→ **Description of the task**
Each line that includes the string "Control" counts once; give the total and nothing else.

■ ■ ■ ■

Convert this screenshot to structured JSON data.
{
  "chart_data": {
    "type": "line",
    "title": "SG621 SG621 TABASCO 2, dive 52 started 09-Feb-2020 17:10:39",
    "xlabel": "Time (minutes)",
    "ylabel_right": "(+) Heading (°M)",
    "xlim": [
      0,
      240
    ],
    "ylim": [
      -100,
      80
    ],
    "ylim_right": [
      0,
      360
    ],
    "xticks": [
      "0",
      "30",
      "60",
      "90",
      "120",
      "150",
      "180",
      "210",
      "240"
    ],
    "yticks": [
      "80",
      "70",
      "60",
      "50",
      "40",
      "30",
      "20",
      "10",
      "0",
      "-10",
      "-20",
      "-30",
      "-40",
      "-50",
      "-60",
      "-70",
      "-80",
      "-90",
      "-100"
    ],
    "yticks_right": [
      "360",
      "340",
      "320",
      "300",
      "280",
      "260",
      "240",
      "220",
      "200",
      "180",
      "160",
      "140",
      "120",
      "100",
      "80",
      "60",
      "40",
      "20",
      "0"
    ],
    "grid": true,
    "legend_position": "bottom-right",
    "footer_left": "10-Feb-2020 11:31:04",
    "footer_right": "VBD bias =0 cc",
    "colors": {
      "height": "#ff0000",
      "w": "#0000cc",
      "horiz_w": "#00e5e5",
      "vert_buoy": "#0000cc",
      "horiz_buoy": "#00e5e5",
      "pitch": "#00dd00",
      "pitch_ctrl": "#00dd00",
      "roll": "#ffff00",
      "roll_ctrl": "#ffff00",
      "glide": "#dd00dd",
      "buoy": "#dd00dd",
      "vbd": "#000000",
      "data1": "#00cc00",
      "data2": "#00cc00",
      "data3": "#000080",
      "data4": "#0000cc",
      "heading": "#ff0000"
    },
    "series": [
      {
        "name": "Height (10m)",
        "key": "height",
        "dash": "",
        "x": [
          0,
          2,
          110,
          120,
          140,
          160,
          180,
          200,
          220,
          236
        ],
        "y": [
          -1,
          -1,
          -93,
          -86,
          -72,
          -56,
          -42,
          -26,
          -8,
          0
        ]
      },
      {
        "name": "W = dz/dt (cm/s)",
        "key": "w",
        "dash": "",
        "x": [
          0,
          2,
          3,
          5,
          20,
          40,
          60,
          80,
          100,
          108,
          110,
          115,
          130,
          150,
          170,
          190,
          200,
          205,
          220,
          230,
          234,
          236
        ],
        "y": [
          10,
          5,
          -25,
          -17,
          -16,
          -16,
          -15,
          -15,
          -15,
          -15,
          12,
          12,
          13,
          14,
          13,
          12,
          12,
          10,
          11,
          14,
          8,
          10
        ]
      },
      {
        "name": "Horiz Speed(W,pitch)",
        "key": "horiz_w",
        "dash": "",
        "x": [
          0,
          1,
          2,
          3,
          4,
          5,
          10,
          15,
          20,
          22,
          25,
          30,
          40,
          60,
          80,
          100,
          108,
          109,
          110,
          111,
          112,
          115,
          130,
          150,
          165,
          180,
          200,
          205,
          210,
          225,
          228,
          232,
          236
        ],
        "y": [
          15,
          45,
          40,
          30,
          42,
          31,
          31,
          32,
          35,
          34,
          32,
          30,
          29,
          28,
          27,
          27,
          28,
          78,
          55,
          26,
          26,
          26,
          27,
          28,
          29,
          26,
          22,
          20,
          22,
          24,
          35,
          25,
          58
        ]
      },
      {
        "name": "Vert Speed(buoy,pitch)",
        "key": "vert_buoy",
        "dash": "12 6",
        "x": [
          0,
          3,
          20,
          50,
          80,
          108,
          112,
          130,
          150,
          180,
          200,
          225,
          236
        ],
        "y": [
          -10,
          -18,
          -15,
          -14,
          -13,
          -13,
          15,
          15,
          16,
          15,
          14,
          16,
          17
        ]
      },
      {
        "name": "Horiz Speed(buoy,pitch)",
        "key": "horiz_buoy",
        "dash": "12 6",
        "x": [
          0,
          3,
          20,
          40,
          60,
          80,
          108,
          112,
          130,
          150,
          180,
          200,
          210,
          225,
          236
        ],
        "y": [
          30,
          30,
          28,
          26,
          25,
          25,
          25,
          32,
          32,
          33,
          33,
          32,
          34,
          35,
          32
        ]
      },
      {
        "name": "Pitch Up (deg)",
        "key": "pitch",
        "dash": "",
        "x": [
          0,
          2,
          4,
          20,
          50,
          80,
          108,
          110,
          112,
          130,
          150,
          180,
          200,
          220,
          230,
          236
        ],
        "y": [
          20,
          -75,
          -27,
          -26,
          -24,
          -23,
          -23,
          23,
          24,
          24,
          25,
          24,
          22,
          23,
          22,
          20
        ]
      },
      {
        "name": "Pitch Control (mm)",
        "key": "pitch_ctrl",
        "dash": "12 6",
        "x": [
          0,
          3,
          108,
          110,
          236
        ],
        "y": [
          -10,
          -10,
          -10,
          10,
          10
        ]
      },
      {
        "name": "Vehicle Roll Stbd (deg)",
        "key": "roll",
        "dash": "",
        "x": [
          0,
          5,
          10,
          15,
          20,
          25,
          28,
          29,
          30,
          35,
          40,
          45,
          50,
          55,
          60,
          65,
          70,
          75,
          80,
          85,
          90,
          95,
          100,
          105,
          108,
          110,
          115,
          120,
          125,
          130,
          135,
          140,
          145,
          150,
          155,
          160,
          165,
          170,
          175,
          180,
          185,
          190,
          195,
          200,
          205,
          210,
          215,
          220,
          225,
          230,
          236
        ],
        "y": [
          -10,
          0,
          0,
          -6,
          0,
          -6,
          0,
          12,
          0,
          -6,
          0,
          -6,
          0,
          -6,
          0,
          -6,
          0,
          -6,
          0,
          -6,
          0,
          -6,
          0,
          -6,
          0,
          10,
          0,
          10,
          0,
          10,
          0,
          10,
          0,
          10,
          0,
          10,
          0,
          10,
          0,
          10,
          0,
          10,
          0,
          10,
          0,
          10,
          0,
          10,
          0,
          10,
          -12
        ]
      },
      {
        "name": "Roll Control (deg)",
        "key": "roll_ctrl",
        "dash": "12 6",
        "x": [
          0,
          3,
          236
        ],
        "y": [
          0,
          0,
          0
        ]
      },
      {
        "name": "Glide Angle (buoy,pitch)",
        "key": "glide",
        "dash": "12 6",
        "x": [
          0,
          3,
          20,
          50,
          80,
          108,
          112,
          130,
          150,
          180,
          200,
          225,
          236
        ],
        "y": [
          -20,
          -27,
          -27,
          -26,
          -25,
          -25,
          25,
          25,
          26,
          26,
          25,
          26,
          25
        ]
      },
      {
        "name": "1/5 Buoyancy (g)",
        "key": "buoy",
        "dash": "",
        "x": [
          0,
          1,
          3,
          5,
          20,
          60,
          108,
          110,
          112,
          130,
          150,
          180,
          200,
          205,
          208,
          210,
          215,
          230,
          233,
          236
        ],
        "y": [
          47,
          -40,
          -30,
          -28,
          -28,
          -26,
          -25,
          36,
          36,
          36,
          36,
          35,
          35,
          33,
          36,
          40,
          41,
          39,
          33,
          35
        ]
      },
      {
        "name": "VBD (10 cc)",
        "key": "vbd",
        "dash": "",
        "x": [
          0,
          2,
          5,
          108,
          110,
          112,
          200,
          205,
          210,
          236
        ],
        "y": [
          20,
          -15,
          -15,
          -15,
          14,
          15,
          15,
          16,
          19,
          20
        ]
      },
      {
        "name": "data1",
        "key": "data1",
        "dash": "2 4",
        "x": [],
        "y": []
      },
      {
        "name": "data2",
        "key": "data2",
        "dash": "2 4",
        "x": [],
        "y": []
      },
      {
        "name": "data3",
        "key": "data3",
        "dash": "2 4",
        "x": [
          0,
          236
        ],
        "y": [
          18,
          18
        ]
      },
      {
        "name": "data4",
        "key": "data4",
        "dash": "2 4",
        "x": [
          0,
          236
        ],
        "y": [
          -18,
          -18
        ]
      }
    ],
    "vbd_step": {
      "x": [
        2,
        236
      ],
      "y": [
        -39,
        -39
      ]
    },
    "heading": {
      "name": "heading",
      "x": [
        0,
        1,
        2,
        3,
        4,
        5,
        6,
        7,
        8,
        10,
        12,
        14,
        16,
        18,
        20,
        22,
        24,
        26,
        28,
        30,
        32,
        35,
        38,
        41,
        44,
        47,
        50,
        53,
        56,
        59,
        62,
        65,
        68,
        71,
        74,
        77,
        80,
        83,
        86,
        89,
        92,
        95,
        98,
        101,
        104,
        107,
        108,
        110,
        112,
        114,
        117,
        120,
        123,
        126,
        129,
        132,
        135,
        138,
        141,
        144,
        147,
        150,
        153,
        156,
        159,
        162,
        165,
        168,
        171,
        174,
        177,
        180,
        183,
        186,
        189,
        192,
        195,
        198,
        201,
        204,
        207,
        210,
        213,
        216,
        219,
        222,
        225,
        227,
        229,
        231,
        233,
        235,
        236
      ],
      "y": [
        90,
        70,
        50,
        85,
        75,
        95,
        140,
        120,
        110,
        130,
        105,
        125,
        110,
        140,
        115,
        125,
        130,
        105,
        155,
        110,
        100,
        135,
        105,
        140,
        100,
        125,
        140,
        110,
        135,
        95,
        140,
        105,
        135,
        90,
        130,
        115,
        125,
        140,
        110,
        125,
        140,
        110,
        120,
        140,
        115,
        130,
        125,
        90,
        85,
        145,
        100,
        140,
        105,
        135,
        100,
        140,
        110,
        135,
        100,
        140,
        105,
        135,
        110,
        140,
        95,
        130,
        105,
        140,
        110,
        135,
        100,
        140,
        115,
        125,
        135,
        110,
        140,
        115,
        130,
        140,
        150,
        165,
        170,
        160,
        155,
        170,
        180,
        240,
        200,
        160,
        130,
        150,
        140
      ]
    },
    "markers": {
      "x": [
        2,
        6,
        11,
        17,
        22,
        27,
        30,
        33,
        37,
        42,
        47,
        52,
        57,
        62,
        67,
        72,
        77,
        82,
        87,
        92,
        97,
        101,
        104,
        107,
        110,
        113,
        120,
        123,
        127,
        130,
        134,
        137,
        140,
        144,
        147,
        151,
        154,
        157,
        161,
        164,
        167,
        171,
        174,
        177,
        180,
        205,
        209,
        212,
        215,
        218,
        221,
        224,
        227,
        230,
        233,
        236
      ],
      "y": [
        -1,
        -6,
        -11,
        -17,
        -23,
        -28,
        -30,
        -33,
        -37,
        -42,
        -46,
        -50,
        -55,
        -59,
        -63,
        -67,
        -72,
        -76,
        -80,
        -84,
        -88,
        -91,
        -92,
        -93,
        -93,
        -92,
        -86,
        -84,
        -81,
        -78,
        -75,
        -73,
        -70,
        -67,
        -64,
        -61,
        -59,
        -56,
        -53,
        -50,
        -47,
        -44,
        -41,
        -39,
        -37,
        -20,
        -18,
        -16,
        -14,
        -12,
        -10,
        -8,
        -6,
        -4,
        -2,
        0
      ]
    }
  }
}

■ ■ ■ ■

→ **Answer to the task**
2